::: Text section

- Episode no.: Season 5 Episode 1
- Directed by: James L. Conway
- Written by: Ira Steven Behr; Robert Hewitt Wolfe;
- Production code: 499
- Original air date: September 30, 1996

Guest appearances
- Marc Alaimo as Dukat; Robert O'Reilly as Gowron; J. G. Hertzler as Martok; Casey Biggs as Damar; John Lendale Bennett as Towering Klingon; Robert L. Zachar as Head Guard; Robert Budaska as Burly Klingon; Ivor Bartels as Young Klingon; Tony Epper as Drunken Klingon;

Episode chronology
| ← Previous "Broken Link" | Next → "The Ship" |
- Star Trek: Deep Space Nine season 5

= Apocalypse Rising =

"Apocalypse Rising" is the 99th episode of the television series Star Trek: Deep Space Nine, the first episode of the fifth season. The episode was directed by James L. Conway, and written by Ira Steven Behr and Robert Hewitt Wolfe.

Set in the 24th century, the series follows the adventures of the crew of the space station Deep Space Nine, operated jointly by the United Federation of Planets and the planet of Bajor. In the middle seasons of the series, the Federation is under threat from both the Klingon Empire and an empire known as the Dominion, which is ruled by the shape-shifting Changelings. In this episode, suspecting that a Changeling is impersonating the Klingon chancellor Gowron, the Deep Space Nine crew undertake a mission to expose the impostor. This storyline is a continuation from the events in the season 4 finale, "Broken Link".

"Apocalypse Rising" was seen by about 5.5 million viewers when it debuted.

==Plot==
Having learned from security chief Odo that a Changeling has taken Gowron's form and is now in control of the Klingon Empire, Captain Benjamin Sisko is ordered by Starfleet Command to expose the impostor. He, Odo, Miles O'Brien, and Worf must infiltrate Ty'Gokor, the headquarters of the Klingon military, disguised as Klingon candidates for the "Order of the Bat'leth". They are given four devices which, when activated, will emit radiation which will force any nearby Changeling to revert to its gelatinous state. Gul Dukat escorts them to Ty'Gokor in his captured Klingon Bird of Prey.

::::::
::: Dataset rows

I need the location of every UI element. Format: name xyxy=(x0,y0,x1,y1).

::::::
::: Dataset rows

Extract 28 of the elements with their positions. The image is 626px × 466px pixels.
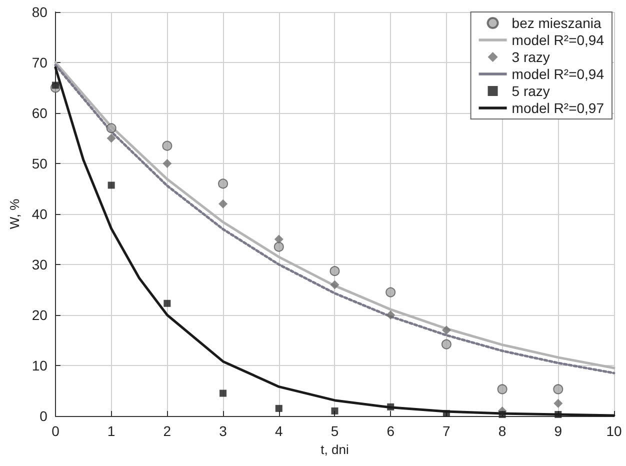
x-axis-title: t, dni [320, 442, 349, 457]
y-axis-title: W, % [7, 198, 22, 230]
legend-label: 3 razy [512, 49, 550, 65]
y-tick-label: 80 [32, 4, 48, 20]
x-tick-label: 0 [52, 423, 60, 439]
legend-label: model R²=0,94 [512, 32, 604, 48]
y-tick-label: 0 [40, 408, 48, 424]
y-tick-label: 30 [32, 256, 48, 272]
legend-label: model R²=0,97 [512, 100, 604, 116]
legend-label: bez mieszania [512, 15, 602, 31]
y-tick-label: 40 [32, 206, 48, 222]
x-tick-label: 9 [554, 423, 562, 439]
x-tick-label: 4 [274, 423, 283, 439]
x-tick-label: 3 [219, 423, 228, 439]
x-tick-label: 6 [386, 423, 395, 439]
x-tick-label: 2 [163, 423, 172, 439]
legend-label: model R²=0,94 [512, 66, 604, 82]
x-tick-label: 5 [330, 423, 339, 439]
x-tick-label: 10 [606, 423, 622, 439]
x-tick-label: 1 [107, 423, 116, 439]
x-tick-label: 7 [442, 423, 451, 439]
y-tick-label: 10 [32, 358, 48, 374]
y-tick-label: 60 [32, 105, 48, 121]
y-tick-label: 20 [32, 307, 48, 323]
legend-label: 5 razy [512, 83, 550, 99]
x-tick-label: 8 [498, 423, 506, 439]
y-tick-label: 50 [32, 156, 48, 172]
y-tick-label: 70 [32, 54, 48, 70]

::::::
::: Dataset rows

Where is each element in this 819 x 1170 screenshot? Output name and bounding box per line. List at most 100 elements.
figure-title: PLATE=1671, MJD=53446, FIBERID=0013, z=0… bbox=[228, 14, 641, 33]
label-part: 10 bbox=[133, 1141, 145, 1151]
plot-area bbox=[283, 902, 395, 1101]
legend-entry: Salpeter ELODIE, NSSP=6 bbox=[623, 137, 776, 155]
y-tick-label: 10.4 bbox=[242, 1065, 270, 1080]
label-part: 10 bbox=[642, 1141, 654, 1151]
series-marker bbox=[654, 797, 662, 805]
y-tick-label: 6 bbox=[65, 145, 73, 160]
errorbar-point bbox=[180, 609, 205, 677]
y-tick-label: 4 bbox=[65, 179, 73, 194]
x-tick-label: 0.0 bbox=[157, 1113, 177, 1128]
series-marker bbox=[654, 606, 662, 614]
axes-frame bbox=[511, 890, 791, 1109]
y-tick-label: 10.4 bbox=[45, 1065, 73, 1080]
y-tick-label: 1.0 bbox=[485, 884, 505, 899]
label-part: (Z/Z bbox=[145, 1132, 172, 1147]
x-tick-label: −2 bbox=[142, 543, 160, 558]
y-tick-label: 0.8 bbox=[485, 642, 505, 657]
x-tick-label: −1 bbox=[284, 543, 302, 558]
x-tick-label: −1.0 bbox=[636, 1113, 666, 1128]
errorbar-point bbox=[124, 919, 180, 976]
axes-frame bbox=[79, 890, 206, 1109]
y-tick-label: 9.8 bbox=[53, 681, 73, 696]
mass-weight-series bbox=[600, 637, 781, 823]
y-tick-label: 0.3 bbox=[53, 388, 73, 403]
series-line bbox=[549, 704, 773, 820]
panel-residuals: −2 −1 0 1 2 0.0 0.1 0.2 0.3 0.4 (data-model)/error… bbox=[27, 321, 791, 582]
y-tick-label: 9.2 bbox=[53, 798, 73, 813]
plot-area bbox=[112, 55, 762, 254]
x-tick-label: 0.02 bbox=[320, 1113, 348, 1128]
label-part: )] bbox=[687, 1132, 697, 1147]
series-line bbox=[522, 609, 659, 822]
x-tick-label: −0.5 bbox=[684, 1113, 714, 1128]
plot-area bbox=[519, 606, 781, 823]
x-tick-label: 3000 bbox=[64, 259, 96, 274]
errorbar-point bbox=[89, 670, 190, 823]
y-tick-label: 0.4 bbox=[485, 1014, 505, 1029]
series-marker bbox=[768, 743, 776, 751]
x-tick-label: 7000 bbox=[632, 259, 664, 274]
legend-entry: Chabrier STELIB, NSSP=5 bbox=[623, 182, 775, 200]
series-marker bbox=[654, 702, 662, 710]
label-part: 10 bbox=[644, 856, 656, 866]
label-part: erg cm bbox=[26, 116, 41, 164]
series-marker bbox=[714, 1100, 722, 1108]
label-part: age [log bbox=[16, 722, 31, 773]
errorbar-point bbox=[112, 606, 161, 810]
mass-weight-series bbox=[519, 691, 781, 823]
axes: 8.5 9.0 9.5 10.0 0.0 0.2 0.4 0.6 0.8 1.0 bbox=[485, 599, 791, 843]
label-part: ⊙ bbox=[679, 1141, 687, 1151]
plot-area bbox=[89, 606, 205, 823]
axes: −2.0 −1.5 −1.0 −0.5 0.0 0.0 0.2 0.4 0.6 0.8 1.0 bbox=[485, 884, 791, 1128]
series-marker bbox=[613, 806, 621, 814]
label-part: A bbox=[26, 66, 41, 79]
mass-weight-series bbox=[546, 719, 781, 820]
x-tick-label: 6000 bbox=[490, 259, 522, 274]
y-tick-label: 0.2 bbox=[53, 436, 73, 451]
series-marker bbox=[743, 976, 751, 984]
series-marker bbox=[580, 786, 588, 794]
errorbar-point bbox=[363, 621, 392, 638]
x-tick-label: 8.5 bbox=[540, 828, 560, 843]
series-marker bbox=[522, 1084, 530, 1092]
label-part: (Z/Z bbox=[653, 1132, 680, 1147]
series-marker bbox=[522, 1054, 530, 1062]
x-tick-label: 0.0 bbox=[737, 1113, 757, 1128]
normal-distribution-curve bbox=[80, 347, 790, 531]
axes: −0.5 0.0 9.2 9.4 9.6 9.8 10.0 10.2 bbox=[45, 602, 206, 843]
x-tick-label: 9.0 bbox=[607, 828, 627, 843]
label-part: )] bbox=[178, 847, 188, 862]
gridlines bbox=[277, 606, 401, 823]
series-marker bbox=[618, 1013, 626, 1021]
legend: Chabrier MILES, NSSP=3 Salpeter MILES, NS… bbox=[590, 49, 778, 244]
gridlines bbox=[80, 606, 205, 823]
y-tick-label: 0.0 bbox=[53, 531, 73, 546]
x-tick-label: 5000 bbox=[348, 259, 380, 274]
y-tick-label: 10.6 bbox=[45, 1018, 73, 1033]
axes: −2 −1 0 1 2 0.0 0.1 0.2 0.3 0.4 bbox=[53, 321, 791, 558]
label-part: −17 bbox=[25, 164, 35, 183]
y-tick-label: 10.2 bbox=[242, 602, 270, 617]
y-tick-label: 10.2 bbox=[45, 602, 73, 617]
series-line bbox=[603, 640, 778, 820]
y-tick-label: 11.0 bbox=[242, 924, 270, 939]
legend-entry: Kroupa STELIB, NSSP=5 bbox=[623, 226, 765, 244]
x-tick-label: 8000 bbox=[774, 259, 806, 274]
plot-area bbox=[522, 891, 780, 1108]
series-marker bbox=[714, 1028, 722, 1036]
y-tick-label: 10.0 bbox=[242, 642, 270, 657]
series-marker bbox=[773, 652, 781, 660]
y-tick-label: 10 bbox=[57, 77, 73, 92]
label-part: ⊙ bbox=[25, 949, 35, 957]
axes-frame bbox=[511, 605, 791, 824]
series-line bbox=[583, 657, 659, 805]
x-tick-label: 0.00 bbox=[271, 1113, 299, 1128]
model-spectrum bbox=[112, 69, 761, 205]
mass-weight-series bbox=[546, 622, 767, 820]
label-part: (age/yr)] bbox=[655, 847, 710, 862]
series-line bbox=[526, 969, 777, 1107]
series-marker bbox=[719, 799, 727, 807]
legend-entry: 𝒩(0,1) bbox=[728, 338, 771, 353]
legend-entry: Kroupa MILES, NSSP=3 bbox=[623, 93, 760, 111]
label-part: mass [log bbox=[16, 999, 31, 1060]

::::::

Task set:
A: Format the listing lines starting at the one that contains "Extract 28 of" and ending at the one that contains "y-tick-label: 30 [32, 256, 48, 272]" as a Markdown table with the columns Row and Line, leaving out blank lines and the picture.
B: Resume the article on the episode "Apocalypse Rising" after its final sentence.

Answers per task:
A:
| Row | Line |
|---|---|
| 1 | Extract 28 of the elements with their positions. The image is 626px × 466px pixels. |
| 2 | x-axis-title: t, dni [320, 442, 349, 457] |
| 3 | y-axis-title: W, % [7, 198, 22, 230] |
| 4 | legend-label: 3 razy [512, 49, 550, 65] |
| 5 | y-tick-label: 80 [32, 4, 48, 20] |
| 6 | x-tick-label: 0 [52, 423, 60, 439] |
| 7 | legend-label: model R²=0,94 [512, 32, 604, 48] |
| 8 | y-tick-label: 0 [40, 408, 48, 424] |
| 9 | y-tick-label: 30 [32, 256, 48, 272] |

B:
The four arrive at the Hall of Warriors, where the all-night party before the induction ceremony has already begun, and try to blend in. When General Martok, second in command to Gowron, arrives, the four scramble to set up their radiation emitters. Gowron arrives and begins issuing the awards. When Sisko is called to receive his award, he attempts to activate the emitters, but is knocked to the floor by Martok, who has finally recognized them and has them thrown in a security cell.

Once they are alone, Martok confides to Sisko that he too believes that Gowron is an impostor. With the emitters destroyed, the only way to expose Gowron is to kill him. Martok releases Sisko and his group and leads them back to the Hall of Warriors. Worf challenges Gowron to a one-on-one duel. Martok wonders why Sisko does not shoot Gowron outright. Odo observes that Gowron chose to fight Worf in single combat, thus showing Klingon honor, while Changelings do not care for honor; he concludes that the Changeling is not Gowron, but Martok. Just when Worf is about to kill Gowron, Odo reveals the false Martok to the crowd, and the Klingons open fire, quickly destroying the Changeling.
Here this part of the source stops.